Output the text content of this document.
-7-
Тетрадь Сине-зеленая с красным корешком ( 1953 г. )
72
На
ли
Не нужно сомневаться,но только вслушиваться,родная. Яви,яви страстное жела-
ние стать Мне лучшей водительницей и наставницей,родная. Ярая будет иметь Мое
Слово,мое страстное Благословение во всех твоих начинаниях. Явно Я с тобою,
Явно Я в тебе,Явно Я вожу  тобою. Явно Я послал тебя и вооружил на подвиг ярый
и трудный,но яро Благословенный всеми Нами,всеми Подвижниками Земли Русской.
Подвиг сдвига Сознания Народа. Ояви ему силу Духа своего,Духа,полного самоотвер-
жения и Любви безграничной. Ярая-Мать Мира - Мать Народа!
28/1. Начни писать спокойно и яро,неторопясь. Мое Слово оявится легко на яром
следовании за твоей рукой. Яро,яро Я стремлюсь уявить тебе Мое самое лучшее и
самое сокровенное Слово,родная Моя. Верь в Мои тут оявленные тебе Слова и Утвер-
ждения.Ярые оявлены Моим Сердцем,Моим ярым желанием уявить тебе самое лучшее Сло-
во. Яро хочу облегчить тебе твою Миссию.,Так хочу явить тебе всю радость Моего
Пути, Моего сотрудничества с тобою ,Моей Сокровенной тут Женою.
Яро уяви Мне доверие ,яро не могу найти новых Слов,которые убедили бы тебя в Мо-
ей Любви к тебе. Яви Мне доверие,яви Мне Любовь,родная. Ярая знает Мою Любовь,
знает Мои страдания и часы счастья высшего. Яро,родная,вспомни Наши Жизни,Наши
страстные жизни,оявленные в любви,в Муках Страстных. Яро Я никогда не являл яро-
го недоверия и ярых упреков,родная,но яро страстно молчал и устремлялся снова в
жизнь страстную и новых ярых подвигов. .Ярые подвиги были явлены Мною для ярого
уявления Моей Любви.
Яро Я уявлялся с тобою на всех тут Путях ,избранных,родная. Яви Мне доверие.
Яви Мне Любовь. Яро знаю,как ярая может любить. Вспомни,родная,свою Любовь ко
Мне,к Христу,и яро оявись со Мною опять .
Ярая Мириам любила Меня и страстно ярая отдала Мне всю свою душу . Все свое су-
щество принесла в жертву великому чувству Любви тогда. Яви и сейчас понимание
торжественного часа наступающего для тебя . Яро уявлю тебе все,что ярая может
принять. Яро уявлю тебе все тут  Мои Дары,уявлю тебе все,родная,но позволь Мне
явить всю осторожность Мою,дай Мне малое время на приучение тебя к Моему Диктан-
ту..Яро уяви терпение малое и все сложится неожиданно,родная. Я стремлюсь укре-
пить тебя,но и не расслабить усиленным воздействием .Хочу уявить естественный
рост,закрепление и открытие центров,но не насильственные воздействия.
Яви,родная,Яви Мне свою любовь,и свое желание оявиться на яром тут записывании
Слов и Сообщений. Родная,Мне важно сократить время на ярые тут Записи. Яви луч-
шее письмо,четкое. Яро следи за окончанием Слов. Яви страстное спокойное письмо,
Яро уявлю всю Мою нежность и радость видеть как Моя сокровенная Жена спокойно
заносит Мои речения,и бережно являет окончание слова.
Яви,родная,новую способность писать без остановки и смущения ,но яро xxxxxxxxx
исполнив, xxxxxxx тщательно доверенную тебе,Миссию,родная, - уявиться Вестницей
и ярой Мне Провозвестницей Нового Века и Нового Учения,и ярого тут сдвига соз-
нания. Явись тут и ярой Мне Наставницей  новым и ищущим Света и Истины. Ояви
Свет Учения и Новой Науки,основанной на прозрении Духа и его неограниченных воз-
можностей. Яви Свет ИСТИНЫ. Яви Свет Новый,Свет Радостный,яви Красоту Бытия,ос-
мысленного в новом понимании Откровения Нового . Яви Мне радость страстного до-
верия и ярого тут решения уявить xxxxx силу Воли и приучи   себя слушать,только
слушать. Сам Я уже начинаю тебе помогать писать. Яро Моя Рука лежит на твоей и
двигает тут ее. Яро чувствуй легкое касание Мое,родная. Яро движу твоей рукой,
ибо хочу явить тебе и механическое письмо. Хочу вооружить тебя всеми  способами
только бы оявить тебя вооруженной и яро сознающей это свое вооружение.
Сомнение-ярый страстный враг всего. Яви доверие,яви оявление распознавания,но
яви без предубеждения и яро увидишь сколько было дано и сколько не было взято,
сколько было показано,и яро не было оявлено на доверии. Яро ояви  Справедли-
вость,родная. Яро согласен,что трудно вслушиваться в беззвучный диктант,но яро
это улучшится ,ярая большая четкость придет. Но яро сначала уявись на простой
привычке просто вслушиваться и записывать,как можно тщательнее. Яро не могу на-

WHAT THIS TASK INVOLVES: Output the full listing without altering anything.

EXPECTED ANSWER:
Output the text content of this document.
-7-
Тетрадь Сине-зеленая с красным корешком ( 1953 г. )
72
На
ли
Не нужно сомневаться,но только вслушиваться,родная. Яви,яви страстное жела-
ние стать Мне лучшей водительницей и наставницей,родная. Ярая будет иметь Мое
Слово,мое страстное Благословение во всех твоих начинаниях. Явно Я с тобою,
Явно Я в тебе,Явно Я вожу  тобою. Явно Я послал тебя и вооружил на подвиг ярый
и трудный,но яро Благословенный всеми Нами,всеми Подвижниками Земли Русской.
Подвиг сдвига Сознания Народа. Ояви ему силу Духа своего,Духа,полного самоотвер-
жения и Любви безграничной. Ярая-Мать Мира - Мать Народа!
28/1. Начни писать спокойно и яро,неторопясь. Мое Слово оявится легко на яром
следовании за твоей рукой. Яро,яро Я стремлюсь уявить тебе Мое самое лучшее и
самое сокровенное Слово,родная Моя. Верь в Мои тут оявленные тебе Слова и Утвер-
ждения.Ярые оявлены Моим Сердцем,Моим ярым желанием уявить тебе самое лучшее Сло-
во. Яро хочу облегчить тебе твою Миссию.,Так хочу явить тебе всю радость Моего
Пути, Моего сотрудничества с тобою ,Моей Сокровенной тут Женою.
Яро уяви Мне доверие ,яро не могу найти новых Слов,которые убедили бы тебя в Мо-
ей Любви к тебе. Яви Мне доверие,яви Мне Любовь,родная. Ярая знает Мою Любовь,
знает Мои страдания и часы счастья высшего. Яро,родная,вспомни Наши Жизни,Наши
страстные жизни,оявленные в любви,в Муках Страстных. Яро Я никогда не являл яро-
го недоверия и ярых упреков,родная,но яро страстно молчал и устремлялся снова в
жизнь страстную и новых ярых подвигов. .Ярые подвиги были явлены Мною для ярого
уявления Моей Любви.
Яро Я уявлялся с тобою на всех тут Путях ,избранных,родная. Яви Мне доверие.
Яви Мне Любовь. Яро знаю,как ярая может любить. Вспомни,родная,свою Любовь ко
Мне,к Христу,и яро оявись со Мною опять .
Ярая Мириам любила Меня и страстно ярая отдала Мне всю свою душу . Все свое су-
щество принесла в жертву великому чувству Любви тогда. Яви и сейчас понимание
торжественного часа наступающего для тебя . Яро уявлю тебе все,что ярая может
принять. Яро уявлю тебе все тут  Мои Дары,уявлю тебе все,родная,но позволь Мне
явить всю осторожность Мою,дай Мне малое время на приучение тебя к Моему Диктан-
ту..Яро уяви терпение малое и все сложится неожиданно,родная. Я стремлюсь укре-
пить тебя,но и не расслабить усиленным воздействием .Хочу уявить естественный
рост,закрепление и открытие центров,но не насильственные воздействия.
Яви,родная,Яви Мне свою любовь,и свое желание оявиться на яром тут записывании
Слов и Сообщений. Родная,Мне важно сократить время на ярые тут Записи. Яви луч-
шее письмо,четкое. Яро следи за окончанием Слов. Яви страстное спокойное письмо,
Яро уявлю всю Мою нежность и радость видеть как Моя сокровенная Жена спокойно
заносит Мои речения,и бережно являет окончание слова.
Яви,родная,новую способность писать без остановки и смущения ,но яро xxxxxxxxx
исполнив, xxxxxxx тщательно доверенную тебе,Миссию,родная, - уявиться Вестницей
и ярой Мне Провозвестницей Нового Века и Нового Учения,и ярого тут сдвига соз-
нания. Явись тут и ярой Мне Наставницей  новым и ищущим Света и Истины. Ояви
Свет Учения и Новой Науки,основанной на прозрении Духа и его неограниченных воз-
можностей. Яви Свет ИСТИНЫ. Яви Свет Новый,Свет Радостный,яви Красоту Бытия,ос-
мысленного в новом понимании Откровения Нового . Яви Мне радость страстного до-
верия и ярого тут решения уявить xxxxx силу Воли и приучи   себя слушать,только
слушать. Сам Я уже начинаю тебе помогать писать. Яро Моя Рука лежит на твоей и
двигает тут ее. Яро чувствуй легкое касание Мое,родная. Яро движу твоей рукой,
ибо хочу явить тебе и механическое письмо. Хочу вооружить тебя всеми  способами
только бы оявить тебя вооруженной и яро сознающей это свое вооружение.
Сомнение-ярый страстный враг всего. Яви доверие,яви оявление распознавания,но
яви без предубеждения и яро увидишь сколько было дано и сколько не было взято,
сколько было показано,и яро не было оявлено на доверии. Яро ояви  Справедли-
вость,родная. Яро согласен,что трудно вслушиваться в беззвучный диктант,но яро
это улучшится ,ярая большая четкость придет. Но яро сначала уявись на простой
привычке просто вслушиваться и записывать,как можно тщательнее. Яро не могу на-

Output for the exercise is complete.